THE PROBLEM:
Copy out the lines from the one containing "Enumerate the UI" through the one containing "Text: H: H <box>191 49 206 67</box>", both included, leaving out the pictures.

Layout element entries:
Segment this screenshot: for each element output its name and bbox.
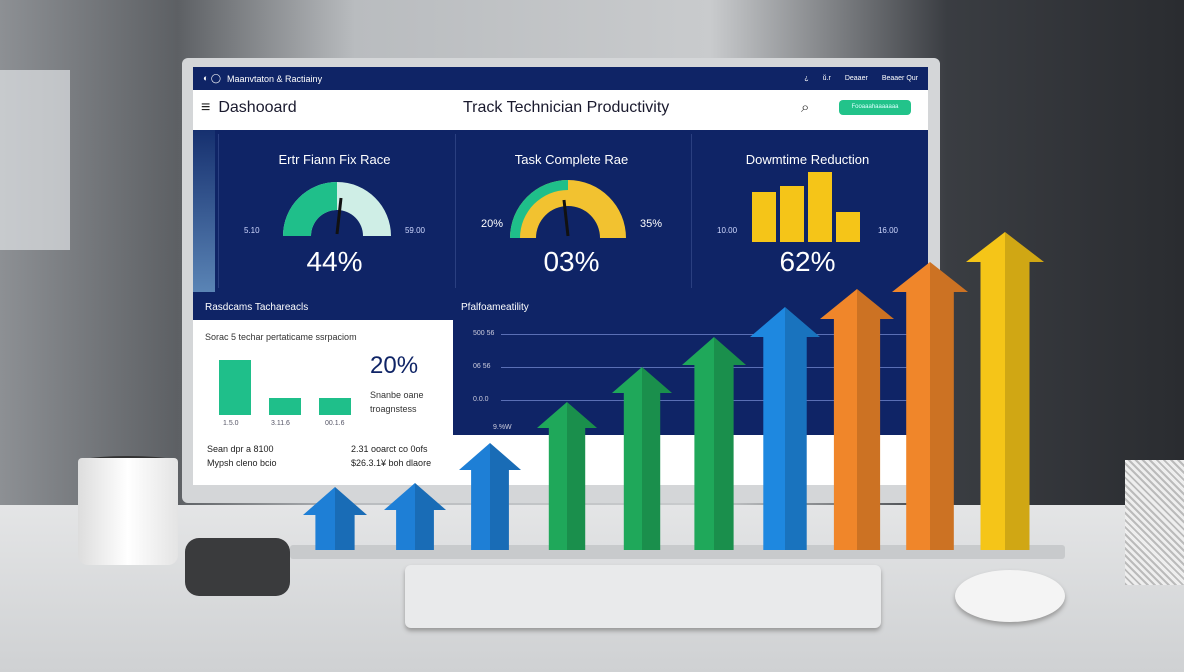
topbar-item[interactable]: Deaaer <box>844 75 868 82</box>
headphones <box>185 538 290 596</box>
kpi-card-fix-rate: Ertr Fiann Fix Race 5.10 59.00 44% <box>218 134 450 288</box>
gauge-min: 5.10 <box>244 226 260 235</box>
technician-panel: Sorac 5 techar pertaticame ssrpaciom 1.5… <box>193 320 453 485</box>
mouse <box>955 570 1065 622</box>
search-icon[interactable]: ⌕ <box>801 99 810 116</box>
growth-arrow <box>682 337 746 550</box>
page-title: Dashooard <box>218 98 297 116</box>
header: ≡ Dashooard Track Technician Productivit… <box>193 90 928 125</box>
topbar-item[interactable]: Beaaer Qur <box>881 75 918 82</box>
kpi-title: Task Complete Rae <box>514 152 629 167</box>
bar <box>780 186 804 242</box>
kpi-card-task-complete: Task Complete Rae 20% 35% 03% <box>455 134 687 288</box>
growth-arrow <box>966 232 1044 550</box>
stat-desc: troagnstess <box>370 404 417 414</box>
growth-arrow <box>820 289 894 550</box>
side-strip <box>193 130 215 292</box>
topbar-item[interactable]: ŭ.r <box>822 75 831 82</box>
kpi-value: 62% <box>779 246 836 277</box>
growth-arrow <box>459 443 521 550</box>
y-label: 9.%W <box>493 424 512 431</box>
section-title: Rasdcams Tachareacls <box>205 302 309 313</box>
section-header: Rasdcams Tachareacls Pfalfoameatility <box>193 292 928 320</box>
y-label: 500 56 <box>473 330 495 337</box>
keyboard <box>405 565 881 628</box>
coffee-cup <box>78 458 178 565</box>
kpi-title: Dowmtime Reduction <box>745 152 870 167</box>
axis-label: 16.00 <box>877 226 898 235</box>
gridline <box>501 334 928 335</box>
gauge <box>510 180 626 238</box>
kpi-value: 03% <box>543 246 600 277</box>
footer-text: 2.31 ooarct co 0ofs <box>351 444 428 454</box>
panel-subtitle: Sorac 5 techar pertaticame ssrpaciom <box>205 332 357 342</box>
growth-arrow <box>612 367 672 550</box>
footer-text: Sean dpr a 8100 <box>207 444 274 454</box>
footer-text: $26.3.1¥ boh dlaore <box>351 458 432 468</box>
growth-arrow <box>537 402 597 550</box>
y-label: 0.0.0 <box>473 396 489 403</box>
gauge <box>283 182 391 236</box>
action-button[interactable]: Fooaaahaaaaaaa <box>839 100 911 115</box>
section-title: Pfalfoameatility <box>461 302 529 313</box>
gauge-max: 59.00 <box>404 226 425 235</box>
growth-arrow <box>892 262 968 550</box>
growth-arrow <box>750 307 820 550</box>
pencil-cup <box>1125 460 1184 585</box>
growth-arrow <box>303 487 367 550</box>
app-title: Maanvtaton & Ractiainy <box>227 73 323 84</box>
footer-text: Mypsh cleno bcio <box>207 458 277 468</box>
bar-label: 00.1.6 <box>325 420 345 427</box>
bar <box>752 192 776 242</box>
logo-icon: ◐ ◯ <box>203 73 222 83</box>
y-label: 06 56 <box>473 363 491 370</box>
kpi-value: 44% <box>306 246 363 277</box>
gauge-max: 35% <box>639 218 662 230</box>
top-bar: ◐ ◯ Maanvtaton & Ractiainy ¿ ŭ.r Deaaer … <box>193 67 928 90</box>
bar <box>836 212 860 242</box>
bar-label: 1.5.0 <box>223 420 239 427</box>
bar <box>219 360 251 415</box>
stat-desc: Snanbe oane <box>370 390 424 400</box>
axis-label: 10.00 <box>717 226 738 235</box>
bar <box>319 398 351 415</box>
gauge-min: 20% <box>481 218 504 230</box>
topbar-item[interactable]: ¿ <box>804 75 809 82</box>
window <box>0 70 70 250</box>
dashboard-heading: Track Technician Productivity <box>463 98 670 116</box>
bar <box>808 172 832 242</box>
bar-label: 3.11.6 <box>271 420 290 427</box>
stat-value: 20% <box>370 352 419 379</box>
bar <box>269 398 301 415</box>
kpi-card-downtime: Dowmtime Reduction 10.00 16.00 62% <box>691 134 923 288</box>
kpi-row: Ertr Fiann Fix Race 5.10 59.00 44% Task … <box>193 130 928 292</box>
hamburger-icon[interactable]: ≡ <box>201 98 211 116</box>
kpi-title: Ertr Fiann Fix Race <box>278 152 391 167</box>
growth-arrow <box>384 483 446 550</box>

...

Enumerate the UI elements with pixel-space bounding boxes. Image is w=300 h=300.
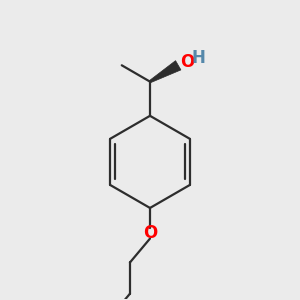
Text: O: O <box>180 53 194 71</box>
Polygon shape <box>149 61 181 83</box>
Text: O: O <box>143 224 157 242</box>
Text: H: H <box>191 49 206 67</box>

RESPONSE BELOW:
Enumerate the UI elements with pixel-space bounding boxes. Image is w=300 h=300.
Text: O: O <box>180 53 194 71</box>
Polygon shape <box>149 61 181 83</box>
Text: O: O <box>143 224 157 242</box>
Text: H: H <box>191 49 206 67</box>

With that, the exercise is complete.